● EXERCISE INPUT:
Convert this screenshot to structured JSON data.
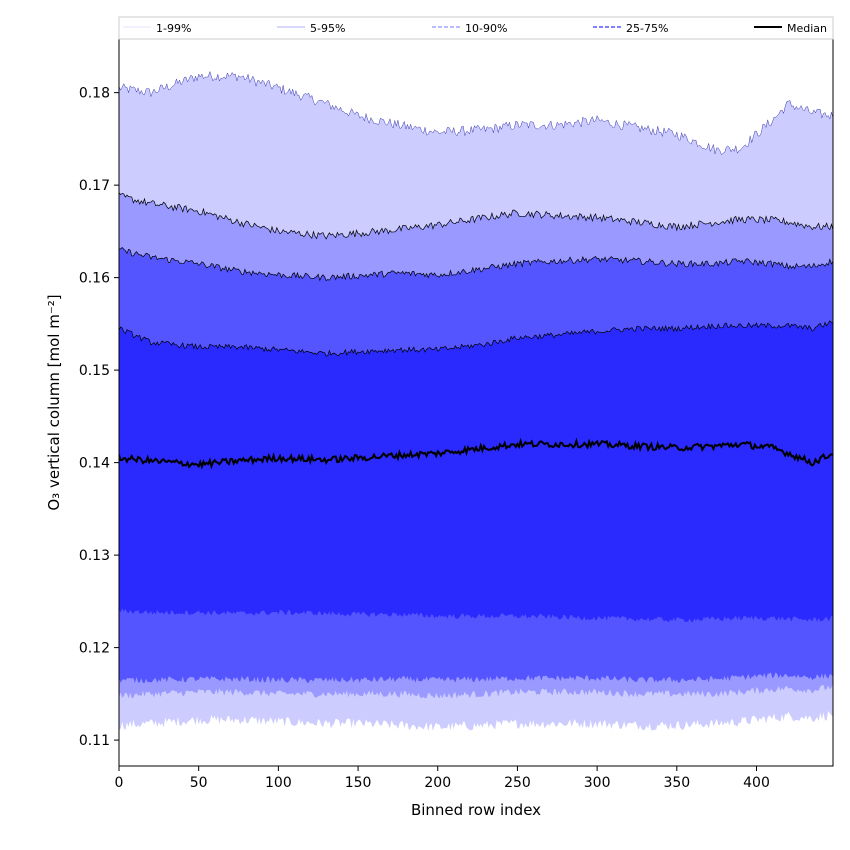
{
  "chart_data": {
    "type": "area",
    "xlabel": "Binned row index",
    "ylabel": "O₃ vertical column [mol m⁻²]",
    "xlim": [
      0,
      448
    ],
    "ylim": [
      0.1072,
      0.1858
    ],
    "xticks": [
      0,
      50,
      100,
      150,
      200,
      250,
      300,
      350,
      400
    ],
    "yticks": [
      0.11,
      0.12,
      0.13,
      0.14,
      0.15,
      0.16,
      0.17,
      0.18
    ],
    "legend_position": "top",
    "x_knots": [
      0,
      20,
      50,
      75,
      100,
      130,
      150,
      175,
      200,
      230,
      250,
      275,
      300,
      325,
      350,
      375,
      390,
      410,
      420,
      435,
      448
    ],
    "bands": [
      {
        "name": "1-99%",
        "color": "#ccccff",
        "lower": [
          0.1116,
          0.1118,
          0.1122,
          0.1122,
          0.112,
          0.1118,
          0.1118,
          0.1116,
          0.1114,
          0.1116,
          0.1118,
          0.1118,
          0.1118,
          0.1116,
          0.1116,
          0.1118,
          0.112,
          0.1124,
          0.1126,
          0.1124,
          0.1128
        ],
        "upper": [
          0.1805,
          0.18,
          0.1818,
          0.1818,
          0.1805,
          0.1788,
          0.1775,
          0.1765,
          0.1757,
          0.176,
          0.1765,
          0.1765,
          0.177,
          0.1762,
          0.1755,
          0.1738,
          0.174,
          0.177,
          0.1788,
          0.1778,
          0.1775
        ]
      },
      {
        "name": "5-95%",
        "color": "#9999ff",
        "lower": [
          0.1148,
          0.115,
          0.1152,
          0.1152,
          0.115,
          0.115,
          0.115,
          0.115,
          0.1148,
          0.115,
          0.1152,
          0.1152,
          0.1152,
          0.115,
          0.115,
          0.115,
          0.1152,
          0.1155,
          0.1156,
          0.1154,
          0.1158
        ],
        "upper": [
          0.1688,
          0.168,
          0.1672,
          0.166,
          0.165,
          0.1645,
          0.1648,
          0.1652,
          0.1657,
          0.1665,
          0.167,
          0.1667,
          0.1665,
          0.166,
          0.1655,
          0.166,
          0.1663,
          0.1662,
          0.166,
          0.1655,
          0.1655
        ]
      },
      {
        "name": "10-90%",
        "color": "#5555ff",
        "lower": [
          0.1165,
          0.1165,
          0.1166,
          0.1166,
          0.1165,
          0.1165,
          0.1165,
          0.1166,
          0.1165,
          0.1166,
          0.1167,
          0.1167,
          0.1167,
          0.1165,
          0.1165,
          0.1166,
          0.1168,
          0.117,
          0.117,
          0.1168,
          0.117
        ],
        "upper": [
          0.163,
          0.1622,
          0.1615,
          0.1607,
          0.1603,
          0.16,
          0.1602,
          0.1605,
          0.1603,
          0.161,
          0.1615,
          0.1618,
          0.162,
          0.1618,
          0.1615,
          0.1615,
          0.1618,
          0.1615,
          0.1612,
          0.1612,
          0.1618
        ]
      },
      {
        "name": "25-75%",
        "color": "#2a2aff",
        "lower": [
          0.124,
          0.1238,
          0.1238,
          0.1237,
          0.1238,
          0.1237,
          0.1236,
          0.1236,
          0.1234,
          0.1234,
          0.1234,
          0.1233,
          0.1232,
          0.1231,
          0.123,
          0.1231,
          0.1232,
          0.1232,
          0.1231,
          0.123,
          0.1232
        ],
        "upper": [
          0.1545,
          0.153,
          0.1525,
          0.1525,
          0.1522,
          0.1518,
          0.152,
          0.1522,
          0.1522,
          0.1528,
          0.1535,
          0.1538,
          0.1542,
          0.1545,
          0.1545,
          0.1548,
          0.1548,
          0.1548,
          0.1548,
          0.1545,
          0.1552
        ]
      }
    ],
    "median": {
      "name": "Median",
      "color": "#000000",
      "values": [
        0.1405,
        0.1402,
        0.1398,
        0.1402,
        0.1405,
        0.1403,
        0.1405,
        0.1408,
        0.141,
        0.1416,
        0.142,
        0.142,
        0.142,
        0.1418,
        0.1416,
        0.1418,
        0.142,
        0.1416,
        0.141,
        0.14,
        0.141
      ]
    },
    "legend": [
      {
        "label": "1-99%",
        "color": "#ccccff",
        "style": "solid",
        "width": 0.5
      },
      {
        "label": "5-95%",
        "color": "#9999ff",
        "style": "solid",
        "width": 0.7
      },
      {
        "label": "10-90%",
        "color": "#7777ff",
        "style": "dashed",
        "width": 1
      },
      {
        "label": "25-75%",
        "color": "#3333ff",
        "style": "dashed",
        "width": 1.2
      },
      {
        "label": "Median",
        "color": "#000000",
        "style": "solid",
        "width": 2
      }
    ]
  }
}
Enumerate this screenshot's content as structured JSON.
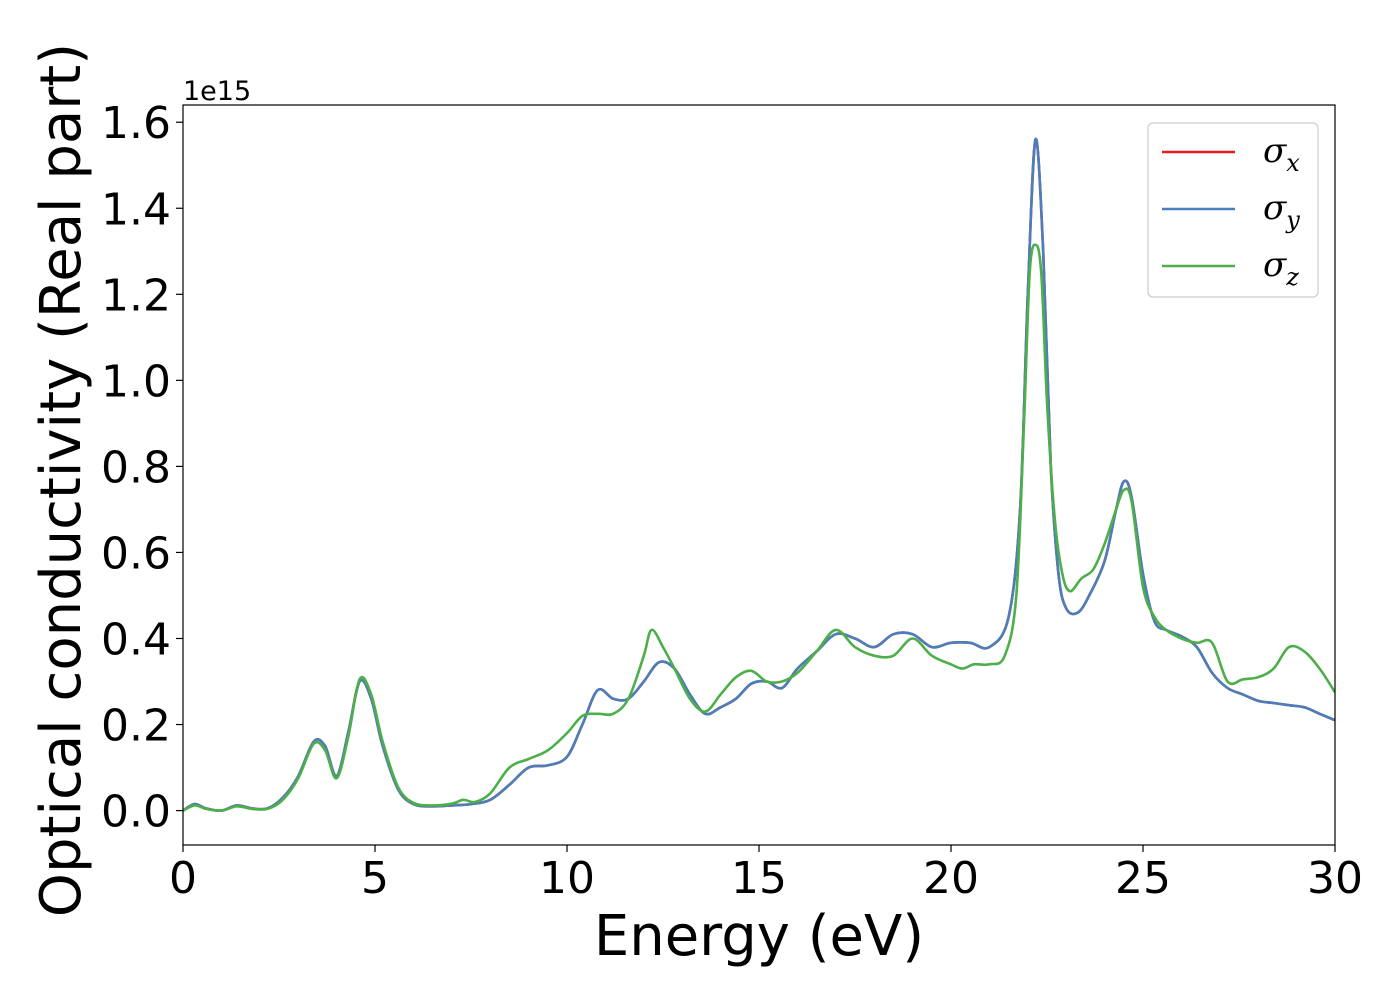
{
  "chart_data": {
    "type": "line",
    "xlabel": "Energy (eV)",
    "ylabel": "Optical conductivity (Real part)",
    "y_offset_label": "1e15",
    "xlim": [
      0,
      30
    ],
    "ylim": [
      -0.08,
      1.64
    ],
    "x_ticks": [
      "0",
      "5",
      "10",
      "15",
      "20",
      "25",
      "30"
    ],
    "y_ticks": [
      "0.0",
      "0.2",
      "0.4",
      "0.6",
      "0.8",
      "1.0",
      "1.2",
      "1.4",
      "1.6"
    ],
    "legend_position": "top-right",
    "series": [
      {
        "name": "σx",
        "symbol": "σ",
        "sub": "x",
        "color": "#e41a1c",
        "x": [
          0,
          0.3,
          0.6,
          1.0,
          1.4,
          1.8,
          2.2,
          2.6,
          3.0,
          3.4,
          3.7,
          4.0,
          4.3,
          4.6,
          4.9,
          5.2,
          5.6,
          6.0,
          6.5,
          7.0,
          7.5,
          8.0,
          8.5,
          9.0,
          9.5,
          10.0,
          10.4,
          10.8,
          11.2,
          11.6,
          12.0,
          12.4,
          12.8,
          13.2,
          13.6,
          14.0,
          14.4,
          14.8,
          15.2,
          15.6,
          16.0,
          16.5,
          17.0,
          17.5,
          18.0,
          18.5,
          19.0,
          19.5,
          20.0,
          20.5,
          21.0,
          21.5,
          21.8,
          22.0,
          22.2,
          22.4,
          22.6,
          22.8,
          23.0,
          23.3,
          23.6,
          24.0,
          24.3,
          24.5,
          24.7,
          25.0,
          25.3,
          25.6,
          26.0,
          26.4,
          26.8,
          27.2,
          27.6,
          28.0,
          28.4,
          28.8,
          29.2,
          29.6,
          30.0
        ],
        "y": [
          0.0,
          0.015,
          0.005,
          0.0,
          0.012,
          0.005,
          0.005,
          0.03,
          0.08,
          0.16,
          0.15,
          0.08,
          0.18,
          0.3,
          0.26,
          0.15,
          0.05,
          0.015,
          0.01,
          0.012,
          0.015,
          0.025,
          0.06,
          0.1,
          0.105,
          0.125,
          0.2,
          0.28,
          0.26,
          0.26,
          0.3,
          0.345,
          0.33,
          0.27,
          0.225,
          0.24,
          0.26,
          0.295,
          0.3,
          0.285,
          0.33,
          0.37,
          0.41,
          0.4,
          0.38,
          0.41,
          0.41,
          0.38,
          0.39,
          0.39,
          0.38,
          0.45,
          0.7,
          1.2,
          1.56,
          1.3,
          0.8,
          0.55,
          0.47,
          0.46,
          0.5,
          0.58,
          0.7,
          0.765,
          0.73,
          0.55,
          0.44,
          0.42,
          0.405,
          0.38,
          0.32,
          0.285,
          0.27,
          0.255,
          0.25,
          0.245,
          0.24,
          0.225,
          0.21
        ]
      },
      {
        "name": "σy",
        "symbol": "σ",
        "sub": "y",
        "color": "#4a7fbb",
        "x": [
          0,
          0.3,
          0.6,
          1.0,
          1.4,
          1.8,
          2.2,
          2.6,
          3.0,
          3.4,
          3.7,
          4.0,
          4.3,
          4.6,
          4.9,
          5.2,
          5.6,
          6.0,
          6.5,
          7.0,
          7.5,
          8.0,
          8.5,
          9.0,
          9.5,
          10.0,
          10.4,
          10.8,
          11.2,
          11.6,
          12.0,
          12.4,
          12.8,
          13.2,
          13.6,
          14.0,
          14.4,
          14.8,
          15.2,
          15.6,
          16.0,
          16.5,
          17.0,
          17.5,
          18.0,
          18.5,
          19.0,
          19.5,
          20.0,
          20.5,
          21.0,
          21.5,
          21.8,
          22.0,
          22.2,
          22.4,
          22.6,
          22.8,
          23.0,
          23.3,
          23.6,
          24.0,
          24.3,
          24.5,
          24.7,
          25.0,
          25.3,
          25.6,
          26.0,
          26.4,
          26.8,
          27.2,
          27.6,
          28.0,
          28.4,
          28.8,
          29.2,
          29.6,
          30.0
        ],
        "y": [
          0.0,
          0.015,
          0.005,
          0.0,
          0.012,
          0.005,
          0.005,
          0.03,
          0.08,
          0.16,
          0.15,
          0.08,
          0.18,
          0.3,
          0.26,
          0.15,
          0.05,
          0.015,
          0.01,
          0.012,
          0.015,
          0.025,
          0.06,
          0.1,
          0.105,
          0.125,
          0.2,
          0.28,
          0.26,
          0.26,
          0.3,
          0.345,
          0.33,
          0.27,
          0.225,
          0.24,
          0.26,
          0.295,
          0.3,
          0.285,
          0.33,
          0.37,
          0.41,
          0.4,
          0.38,
          0.41,
          0.41,
          0.38,
          0.39,
          0.39,
          0.38,
          0.45,
          0.7,
          1.2,
          1.56,
          1.3,
          0.8,
          0.55,
          0.47,
          0.46,
          0.5,
          0.58,
          0.7,
          0.765,
          0.73,
          0.55,
          0.44,
          0.42,
          0.405,
          0.38,
          0.32,
          0.285,
          0.27,
          0.255,
          0.25,
          0.245,
          0.24,
          0.225,
          0.21
        ]
      },
      {
        "name": "σz",
        "symbol": "σ",
        "sub": "z",
        "color": "#4daf4a",
        "x": [
          0,
          0.3,
          0.6,
          1.0,
          1.4,
          1.8,
          2.2,
          2.6,
          3.0,
          3.4,
          3.7,
          4.0,
          4.3,
          4.6,
          4.9,
          5.2,
          5.6,
          6.0,
          6.5,
          7.0,
          7.3,
          7.6,
          8.0,
          8.5,
          9.0,
          9.5,
          10.0,
          10.4,
          10.8,
          11.2,
          11.6,
          12.0,
          12.2,
          12.5,
          12.8,
          13.2,
          13.6,
          14.0,
          14.4,
          14.8,
          15.2,
          15.6,
          16.0,
          16.5,
          17.0,
          17.5,
          18.0,
          18.5,
          19.0,
          19.5,
          20.0,
          20.3,
          20.6,
          21.0,
          21.4,
          21.7,
          21.9,
          22.05,
          22.2,
          22.35,
          22.5,
          22.7,
          22.9,
          23.1,
          23.4,
          23.7,
          24.0,
          24.3,
          24.5,
          24.7,
          25.0,
          25.3,
          25.6,
          26.0,
          26.4,
          26.8,
          27.2,
          27.6,
          28.0,
          28.4,
          28.8,
          29.2,
          29.6,
          30.0
        ],
        "y": [
          0.0,
          0.012,
          0.004,
          0.0,
          0.01,
          0.004,
          0.004,
          0.025,
          0.075,
          0.155,
          0.14,
          0.075,
          0.17,
          0.305,
          0.27,
          0.16,
          0.055,
          0.018,
          0.012,
          0.016,
          0.025,
          0.02,
          0.04,
          0.1,
          0.12,
          0.14,
          0.18,
          0.22,
          0.225,
          0.225,
          0.26,
          0.36,
          0.42,
          0.38,
          0.33,
          0.26,
          0.23,
          0.27,
          0.31,
          0.325,
          0.3,
          0.3,
          0.32,
          0.37,
          0.42,
          0.38,
          0.36,
          0.36,
          0.4,
          0.36,
          0.34,
          0.33,
          0.34,
          0.34,
          0.36,
          0.5,
          0.9,
          1.25,
          1.315,
          1.25,
          0.95,
          0.68,
          0.55,
          0.51,
          0.54,
          0.56,
          0.62,
          0.7,
          0.745,
          0.72,
          0.52,
          0.45,
          0.42,
          0.4,
          0.39,
          0.39,
          0.3,
          0.305,
          0.31,
          0.33,
          0.38,
          0.37,
          0.33,
          0.275
        ]
      }
    ]
  }
}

● AIM OF THE TASK:
Give the number of lines that hold the word "JSON" in these records, with nothing added.

● OUTPUT FOR THIS TASK:
2